Short problem
Copy out all of the records below, changing every "Time" to "Duration" and leaving the rest untouched.

Layout annotation records:
"""

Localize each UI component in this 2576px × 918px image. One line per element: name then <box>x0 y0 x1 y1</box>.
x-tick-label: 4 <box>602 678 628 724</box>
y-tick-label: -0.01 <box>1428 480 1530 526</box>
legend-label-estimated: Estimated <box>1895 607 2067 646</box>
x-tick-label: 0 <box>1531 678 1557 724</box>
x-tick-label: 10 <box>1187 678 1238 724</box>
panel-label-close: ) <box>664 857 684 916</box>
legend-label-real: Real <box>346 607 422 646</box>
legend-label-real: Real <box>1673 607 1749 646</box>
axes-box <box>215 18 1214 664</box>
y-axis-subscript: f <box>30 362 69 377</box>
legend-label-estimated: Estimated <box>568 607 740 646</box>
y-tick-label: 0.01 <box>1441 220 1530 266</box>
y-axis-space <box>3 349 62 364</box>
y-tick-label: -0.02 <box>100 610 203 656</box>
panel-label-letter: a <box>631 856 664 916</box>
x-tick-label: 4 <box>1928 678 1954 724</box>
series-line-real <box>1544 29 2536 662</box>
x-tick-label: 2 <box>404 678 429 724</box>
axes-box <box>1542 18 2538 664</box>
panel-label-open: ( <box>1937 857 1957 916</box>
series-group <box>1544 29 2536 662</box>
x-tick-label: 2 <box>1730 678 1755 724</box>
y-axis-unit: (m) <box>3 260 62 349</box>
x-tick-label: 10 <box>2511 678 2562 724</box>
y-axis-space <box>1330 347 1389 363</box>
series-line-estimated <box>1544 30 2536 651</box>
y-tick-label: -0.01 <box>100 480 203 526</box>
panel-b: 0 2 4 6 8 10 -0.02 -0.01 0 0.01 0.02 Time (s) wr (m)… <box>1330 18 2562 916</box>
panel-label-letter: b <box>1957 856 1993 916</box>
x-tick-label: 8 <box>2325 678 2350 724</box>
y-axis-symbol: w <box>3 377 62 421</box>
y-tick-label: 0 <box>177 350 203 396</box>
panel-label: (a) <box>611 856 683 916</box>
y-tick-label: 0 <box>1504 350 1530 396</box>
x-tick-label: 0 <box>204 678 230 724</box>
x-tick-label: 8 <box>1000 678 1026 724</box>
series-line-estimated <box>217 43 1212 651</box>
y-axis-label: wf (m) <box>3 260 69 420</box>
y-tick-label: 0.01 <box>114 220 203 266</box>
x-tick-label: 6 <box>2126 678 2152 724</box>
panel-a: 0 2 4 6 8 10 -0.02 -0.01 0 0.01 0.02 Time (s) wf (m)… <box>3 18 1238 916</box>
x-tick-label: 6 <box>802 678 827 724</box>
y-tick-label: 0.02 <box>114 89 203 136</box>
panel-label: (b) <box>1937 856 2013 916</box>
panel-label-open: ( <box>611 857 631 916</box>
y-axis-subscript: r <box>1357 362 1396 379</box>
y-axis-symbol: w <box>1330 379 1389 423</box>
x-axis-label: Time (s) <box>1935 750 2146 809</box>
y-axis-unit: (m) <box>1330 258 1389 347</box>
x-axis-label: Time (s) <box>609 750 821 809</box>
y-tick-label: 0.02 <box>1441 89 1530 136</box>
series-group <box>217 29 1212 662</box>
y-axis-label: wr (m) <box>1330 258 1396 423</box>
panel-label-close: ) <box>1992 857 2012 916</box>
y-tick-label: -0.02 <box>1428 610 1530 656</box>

"""

Answer to this task
Localize each UI component in this 2576px × 918px image. One line per element: name then <box>x0 y0 x1 y1</box>.
x-tick-label: 4 <box>602 678 628 724</box>
y-tick-label: -0.01 <box>1428 480 1530 526</box>
legend-label-estimated: Estimated <box>1895 607 2067 646</box>
x-tick-label: 0 <box>1531 678 1557 724</box>
x-tick-label: 10 <box>1187 678 1238 724</box>
panel-label-close: ) <box>664 857 684 916</box>
legend-label-real: Real <box>346 607 422 646</box>
legend-label-real: Real <box>1673 607 1749 646</box>
axes-box <box>215 18 1214 664</box>
y-axis-subscript: f <box>30 362 69 377</box>
legend-label-estimated: Estimated <box>568 607 740 646</box>
y-tick-label: 0.01 <box>1441 220 1530 266</box>
y-axis-space <box>3 349 62 364</box>
y-tick-label: -0.02 <box>100 610 203 656</box>
panel-label-letter: a <box>631 856 664 916</box>
x-tick-label: 4 <box>1928 678 1954 724</box>
series-line-real <box>1544 29 2536 662</box>
x-tick-label: 2 <box>404 678 429 724</box>
axes-box <box>1542 18 2538 664</box>
panel-label-open: ( <box>1937 857 1957 916</box>
series-group <box>1544 29 2536 662</box>
x-tick-label: 2 <box>1730 678 1755 724</box>
y-axis-unit: (m) <box>3 260 62 349</box>
x-tick-label: 10 <box>2511 678 2562 724</box>
y-axis-space <box>1330 347 1389 363</box>
series-line-estimated <box>1544 30 2536 651</box>
y-tick-label: -0.01 <box>100 480 203 526</box>
panel-b: 0 2 4 6 8 10 -0.02 -0.01 0 0.01 0.02 Duration (s) wr (m)… <box>1330 18 2562 916</box>
panel-label-letter: b <box>1957 856 1993 916</box>
x-tick-label: 8 <box>2325 678 2350 724</box>
y-axis-symbol: w <box>3 377 62 421</box>
y-tick-label: 0 <box>177 350 203 396</box>
panel-label: (a) <box>611 856 683 916</box>
y-tick-label: 0 <box>1504 350 1530 396</box>
x-tick-label: 0 <box>204 678 230 724</box>
x-tick-label: 8 <box>1000 678 1026 724</box>
series-line-estimated <box>217 43 1212 651</box>
y-axis-label: wf (m) <box>3 260 69 420</box>
y-tick-label: 0.01 <box>114 220 203 266</box>
x-tick-label: 6 <box>2126 678 2152 724</box>
panel-a: 0 2 4 6 8 10 -0.02 -0.01 0 0.01 0.02 Duration (s) wf (m)… <box>3 18 1238 916</box>
x-tick-label: 6 <box>802 678 827 724</box>
y-tick-label: 0.02 <box>114 89 203 136</box>
panel-label: (b) <box>1937 856 2013 916</box>
panel-label-open: ( <box>611 857 631 916</box>
y-axis-subscript: r <box>1357 362 1396 379</box>
y-axis-symbol: w <box>1330 379 1389 423</box>
x-axis-label: Duration (s) <box>1935 750 2146 809</box>
y-axis-unit: (m) <box>1330 258 1389 347</box>
x-axis-label: Duration (s) <box>609 750 821 809</box>
y-tick-label: 0.02 <box>1441 89 1530 136</box>
series-group <box>217 29 1212 662</box>
y-axis-label: wr (m) <box>1330 258 1396 423</box>
panel-label-close: ) <box>1992 857 2012 916</box>
y-tick-label: -0.02 <box>1428 610 1530 656</box>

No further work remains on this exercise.